■ **PROVIDED MATERIAL**:
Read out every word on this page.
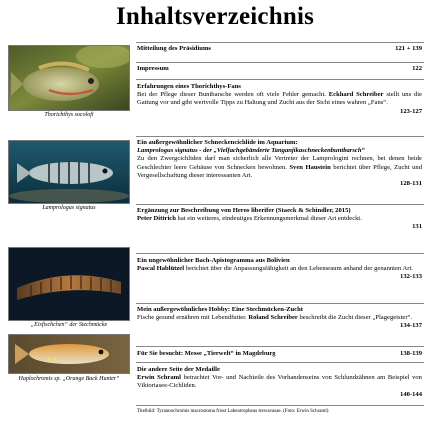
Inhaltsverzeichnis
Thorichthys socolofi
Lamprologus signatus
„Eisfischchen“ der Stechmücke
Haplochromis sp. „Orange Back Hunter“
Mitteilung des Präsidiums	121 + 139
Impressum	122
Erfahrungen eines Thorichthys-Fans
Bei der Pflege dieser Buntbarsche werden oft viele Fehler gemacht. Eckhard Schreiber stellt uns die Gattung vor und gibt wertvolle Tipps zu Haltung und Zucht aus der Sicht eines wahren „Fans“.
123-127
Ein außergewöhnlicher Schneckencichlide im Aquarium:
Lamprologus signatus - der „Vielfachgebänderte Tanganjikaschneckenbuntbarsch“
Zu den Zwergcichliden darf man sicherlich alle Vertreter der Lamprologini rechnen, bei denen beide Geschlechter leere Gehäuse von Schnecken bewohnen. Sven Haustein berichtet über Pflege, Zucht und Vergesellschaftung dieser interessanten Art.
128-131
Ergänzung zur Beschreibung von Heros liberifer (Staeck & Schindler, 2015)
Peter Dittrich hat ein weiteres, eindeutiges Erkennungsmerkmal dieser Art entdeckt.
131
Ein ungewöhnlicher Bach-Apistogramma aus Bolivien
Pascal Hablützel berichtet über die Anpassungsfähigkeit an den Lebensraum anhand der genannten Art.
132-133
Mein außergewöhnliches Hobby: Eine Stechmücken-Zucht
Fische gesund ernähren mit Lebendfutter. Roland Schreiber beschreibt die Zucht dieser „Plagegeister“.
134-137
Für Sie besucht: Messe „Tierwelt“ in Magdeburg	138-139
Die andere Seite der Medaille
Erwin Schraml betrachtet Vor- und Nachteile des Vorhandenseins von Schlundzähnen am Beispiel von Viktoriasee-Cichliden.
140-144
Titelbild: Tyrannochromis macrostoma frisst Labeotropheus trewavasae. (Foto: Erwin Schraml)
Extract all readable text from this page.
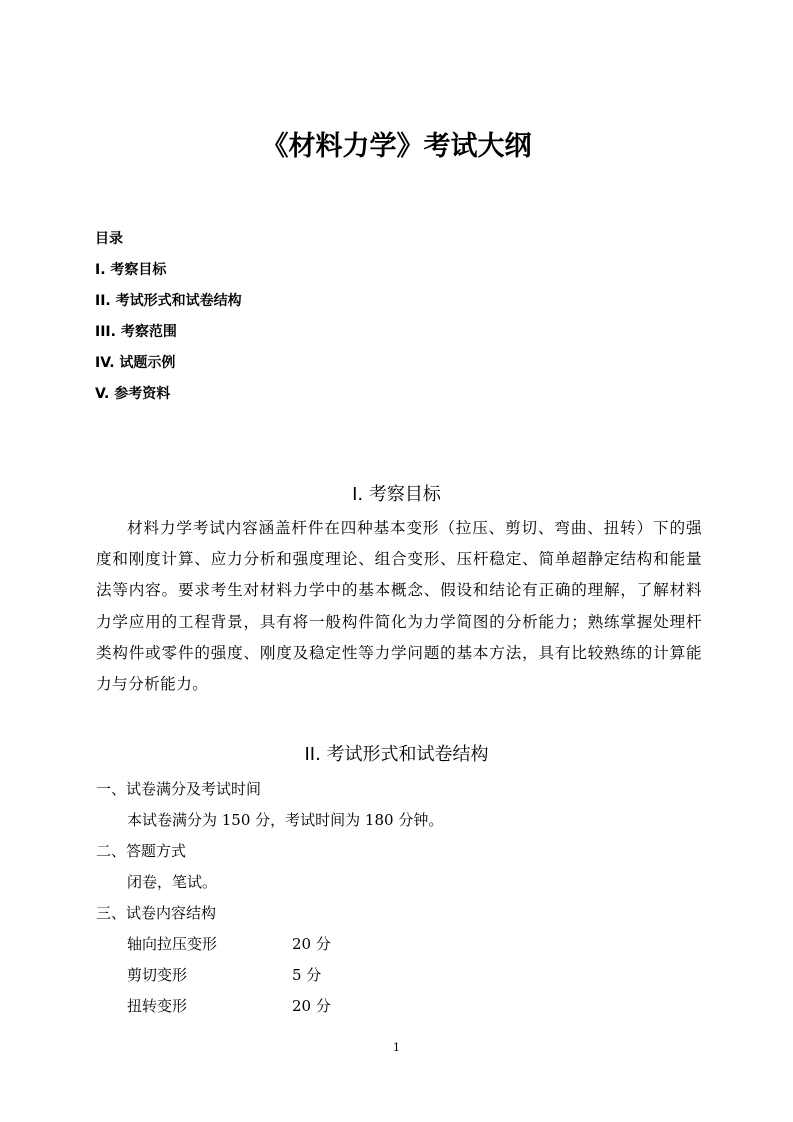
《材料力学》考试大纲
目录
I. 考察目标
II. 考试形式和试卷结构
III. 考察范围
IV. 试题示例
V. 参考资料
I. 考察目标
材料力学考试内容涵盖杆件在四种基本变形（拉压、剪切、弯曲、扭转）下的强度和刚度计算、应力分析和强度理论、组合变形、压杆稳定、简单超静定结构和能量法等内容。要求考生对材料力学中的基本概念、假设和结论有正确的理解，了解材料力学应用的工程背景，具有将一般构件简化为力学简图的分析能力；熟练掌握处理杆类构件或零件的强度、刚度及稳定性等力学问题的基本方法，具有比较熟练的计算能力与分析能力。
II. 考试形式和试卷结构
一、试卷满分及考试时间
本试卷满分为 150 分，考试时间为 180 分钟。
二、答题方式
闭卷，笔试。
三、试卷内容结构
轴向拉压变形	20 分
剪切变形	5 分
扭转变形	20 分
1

■ **WHAT IS ASKED**:
Retype, word for word, the lines from the one with "Extract all readable text from this page." through the last line of the entries above, and only those lines. Leave pictures out.

■ **RESULT FOR THIS TASK**:
Extract all readable text from this page.
《材料力学》考试大纲
目录
I. 考察目标
II. 考试形式和试卷结构
III. 考察范围
IV. 试题示例
V. 参考资料
I. 考察目标
材料力学考试内容涵盖杆件在四种基本变形（拉压、剪切、弯曲、扭转）下的强度和刚度计算、应力分析和强度理论、组合变形、压杆稳定、简单超静定结构和能量法等内容。要求考生对材料力学中的基本概念、假设和结论有正确的理解，了解材料力学应用的工程背景，具有将一般构件简化为力学简图的分析能力；熟练掌握处理杆类构件或零件的强度、刚度及稳定性等力学问题的基本方法，具有比较熟练的计算能力与分析能力。
II. 考试形式和试卷结构
一、试卷满分及考试时间
本试卷满分为 150 分，考试时间为 180 分钟。
二、答题方式
闭卷，笔试。
三、试卷内容结构
轴向拉压变形	20 分
剪切变形	5 分
扭转变形	20 分
1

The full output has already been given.